Work to do
Work out how many lines of the records contain "опыт". Answer with the number and nothing else.

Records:

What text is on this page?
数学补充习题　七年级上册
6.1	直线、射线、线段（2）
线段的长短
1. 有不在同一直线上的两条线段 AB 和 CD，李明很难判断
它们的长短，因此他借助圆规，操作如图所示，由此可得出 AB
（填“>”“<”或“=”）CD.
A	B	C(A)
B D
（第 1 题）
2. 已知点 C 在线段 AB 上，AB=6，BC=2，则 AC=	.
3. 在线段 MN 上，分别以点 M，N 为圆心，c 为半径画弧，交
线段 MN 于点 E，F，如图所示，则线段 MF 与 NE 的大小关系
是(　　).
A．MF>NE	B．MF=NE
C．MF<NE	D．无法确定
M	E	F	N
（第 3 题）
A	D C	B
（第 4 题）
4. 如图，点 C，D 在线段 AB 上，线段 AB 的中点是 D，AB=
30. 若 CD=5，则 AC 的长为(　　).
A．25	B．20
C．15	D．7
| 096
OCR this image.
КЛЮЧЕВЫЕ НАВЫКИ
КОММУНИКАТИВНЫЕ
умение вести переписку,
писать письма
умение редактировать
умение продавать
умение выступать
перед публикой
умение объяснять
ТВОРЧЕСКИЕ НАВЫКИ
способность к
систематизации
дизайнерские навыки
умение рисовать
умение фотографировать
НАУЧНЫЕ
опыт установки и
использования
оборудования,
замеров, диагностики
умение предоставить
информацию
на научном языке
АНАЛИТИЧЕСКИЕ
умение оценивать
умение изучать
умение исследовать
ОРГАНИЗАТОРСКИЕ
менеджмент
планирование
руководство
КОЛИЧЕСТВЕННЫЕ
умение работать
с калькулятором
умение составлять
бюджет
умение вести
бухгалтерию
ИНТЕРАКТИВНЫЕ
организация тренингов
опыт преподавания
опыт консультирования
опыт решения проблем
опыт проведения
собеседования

Task output
5